-- start Records for the task --

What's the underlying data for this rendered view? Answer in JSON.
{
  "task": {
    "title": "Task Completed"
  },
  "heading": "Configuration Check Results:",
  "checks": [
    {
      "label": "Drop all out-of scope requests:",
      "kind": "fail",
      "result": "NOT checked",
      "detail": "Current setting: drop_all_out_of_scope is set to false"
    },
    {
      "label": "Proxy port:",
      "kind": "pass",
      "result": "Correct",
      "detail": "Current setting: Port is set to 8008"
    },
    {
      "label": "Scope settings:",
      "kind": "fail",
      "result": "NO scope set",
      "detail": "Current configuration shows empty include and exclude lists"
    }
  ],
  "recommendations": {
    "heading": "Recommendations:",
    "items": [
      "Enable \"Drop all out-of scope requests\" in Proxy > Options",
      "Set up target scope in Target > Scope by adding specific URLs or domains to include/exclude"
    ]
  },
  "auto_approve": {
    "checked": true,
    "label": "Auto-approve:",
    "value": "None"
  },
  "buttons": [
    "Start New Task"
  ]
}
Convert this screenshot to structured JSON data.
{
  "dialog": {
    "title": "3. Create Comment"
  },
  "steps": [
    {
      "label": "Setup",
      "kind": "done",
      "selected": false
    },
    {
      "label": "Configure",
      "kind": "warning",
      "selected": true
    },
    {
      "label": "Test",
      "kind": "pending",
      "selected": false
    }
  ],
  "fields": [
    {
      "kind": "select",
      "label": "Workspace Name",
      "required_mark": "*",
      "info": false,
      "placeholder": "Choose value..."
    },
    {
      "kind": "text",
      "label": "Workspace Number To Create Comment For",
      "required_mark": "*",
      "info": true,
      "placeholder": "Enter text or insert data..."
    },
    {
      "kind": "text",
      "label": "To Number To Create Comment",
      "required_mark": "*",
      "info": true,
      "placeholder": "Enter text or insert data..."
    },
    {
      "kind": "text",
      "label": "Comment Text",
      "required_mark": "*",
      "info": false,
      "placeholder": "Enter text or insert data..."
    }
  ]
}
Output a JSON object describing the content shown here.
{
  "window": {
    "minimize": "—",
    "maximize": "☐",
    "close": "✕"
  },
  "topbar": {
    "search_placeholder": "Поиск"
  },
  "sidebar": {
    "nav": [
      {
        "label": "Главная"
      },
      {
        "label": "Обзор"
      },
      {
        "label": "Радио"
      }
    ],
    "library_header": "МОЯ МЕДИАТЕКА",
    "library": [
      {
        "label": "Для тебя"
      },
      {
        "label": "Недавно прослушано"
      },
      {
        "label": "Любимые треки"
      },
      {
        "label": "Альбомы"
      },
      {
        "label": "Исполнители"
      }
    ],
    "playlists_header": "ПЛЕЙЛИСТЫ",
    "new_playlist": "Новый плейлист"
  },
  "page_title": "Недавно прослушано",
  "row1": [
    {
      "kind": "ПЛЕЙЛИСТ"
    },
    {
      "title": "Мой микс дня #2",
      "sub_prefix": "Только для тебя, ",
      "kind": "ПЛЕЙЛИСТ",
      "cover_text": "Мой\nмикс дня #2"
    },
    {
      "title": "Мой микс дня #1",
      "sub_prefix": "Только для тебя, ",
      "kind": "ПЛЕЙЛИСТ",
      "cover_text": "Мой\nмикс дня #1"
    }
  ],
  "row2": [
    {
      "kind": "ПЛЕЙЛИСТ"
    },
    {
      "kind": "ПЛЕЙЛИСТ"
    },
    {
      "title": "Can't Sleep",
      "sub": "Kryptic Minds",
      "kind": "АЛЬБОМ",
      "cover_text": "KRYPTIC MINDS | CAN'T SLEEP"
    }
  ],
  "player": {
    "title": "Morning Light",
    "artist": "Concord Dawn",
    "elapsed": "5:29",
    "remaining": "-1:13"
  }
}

-- end Records for the task --

Copy out every entry again, exactly as it was given.

▸ **Reply to the exercise**:
What's the underlying data for this rendered view? Answer in JSON.
{
  "task": {
    "title": "Task Completed"
  },
  "heading": "Configuration Check Results:",
  "checks": [
    {
      "label": "Drop all out-of scope requests:",
      "kind": "fail",
      "result": "NOT checked",
      "detail": "Current setting: drop_all_out_of_scope is set to false"
    },
    {
      "label": "Proxy port:",
      "kind": "pass",
      "result": "Correct",
      "detail": "Current setting: Port is set to 8008"
    },
    {
      "label": "Scope settings:",
      "kind": "fail",
      "result": "NO scope set",
      "detail": "Current configuration shows empty include and exclude lists"
    }
  ],
  "recommendations": {
    "heading": "Recommendations:",
    "items": [
      "Enable \"Drop all out-of scope requests\" in Proxy > Options",
      "Set up target scope in Target > Scope by adding specific URLs or domains to include/exclude"
    ]
  },
  "auto_approve": {
    "checked": true,
    "label": "Auto-approve:",
    "value": "None"
  },
  "buttons": [
    "Start New Task"
  ]
}
Convert this screenshot to structured JSON data.
{
  "dialog": {
    "title": "3. Create Comment"
  },
  "steps": [
    {
      "label": "Setup",
      "kind": "done",
      "selected": false
    },
    {
      "label": "Configure",
      "kind": "warning",
      "selected": true
    },
    {
      "label": "Test",
      "kind": "pending",
      "selected": false
    }
  ],
  "fields": [
    {
      "kind": "select",
      "label": "Workspace Name",
      "required_mark": "*",
      "info": false,
      "placeholder": "Choose value..."
    },
    {
      "kind": "text",
      "label": "Workspace Number To Create Comment For",
      "required_mark": "*",
      "info": true,
      "placeholder": "Enter text or insert data..."
    },
    {
      "kind": "text",
      "label": "To Number To Create Comment",
      "required_mark": "*",
      "info": true,
      "placeholder": "Enter text or insert data..."
    },
    {
      "kind": "text",
      "label": "Comment Text",
      "required_mark": "*",
      "info": false,
      "placeholder": "Enter text or insert data..."
    }
  ]
}
Output a JSON object describing the content shown here.
{
  "window": {
    "minimize": "—",
    "maximize": "☐",
    "close": "✕"
  },
  "topbar": {
    "search_placeholder": "Поиск"
  },
  "sidebar": {
    "nav": [
      {
        "label": "Главная"
      },
      {
        "label": "Обзор"
      },
      {
        "label": "Радио"
      }
    ],
    "library_header": "МОЯ МЕДИАТЕКА",
    "library": [
      {
        "label": "Для тебя"
      },
      {
        "label": "Недавно прослушано"
      },
      {
        "label": "Любимые треки"
      },
      {
        "label": "Альбомы"
      },
      {
        "label": "Исполнители"
      }
    ],
    "playlists_header": "ПЛЕЙЛИСТЫ",
    "new_playlist": "Новый плейлист"
  },
  "page_title": "Недавно прослушано",
  "row1": [
    {
      "kind": "ПЛЕЙЛИСТ"
    },
    {
      "title": "Мой микс дня #2",
      "sub_prefix": "Только для тебя, ",
      "kind": "ПЛЕЙЛИСТ",
      "cover_text": "Мой\nмикс дня #2"
    },
    {
      "title": "Мой микс дня #1",
      "sub_prefix": "Только для тебя, ",
      "kind": "ПЛЕЙЛИСТ",
      "cover_text": "Мой\nмикс дня #1"
    }
  ],
  "row2": [
    {
      "kind": "ПЛЕЙЛИСТ"
    },
    {
      "kind": "ПЛЕЙЛИСТ"
    },
    {
      "title": "Can't Sleep",
      "sub": "Kryptic Minds",
      "kind": "АЛЬБОМ",
      "cover_text": "KRYPTIC MINDS | CAN'T SLEEP"
    }
  ],
  "player": {
    "title": "Morning Light",
    "artist": "Concord Dawn",
    "elapsed": "5:29",
    "remaining": "-1:13"
  }
}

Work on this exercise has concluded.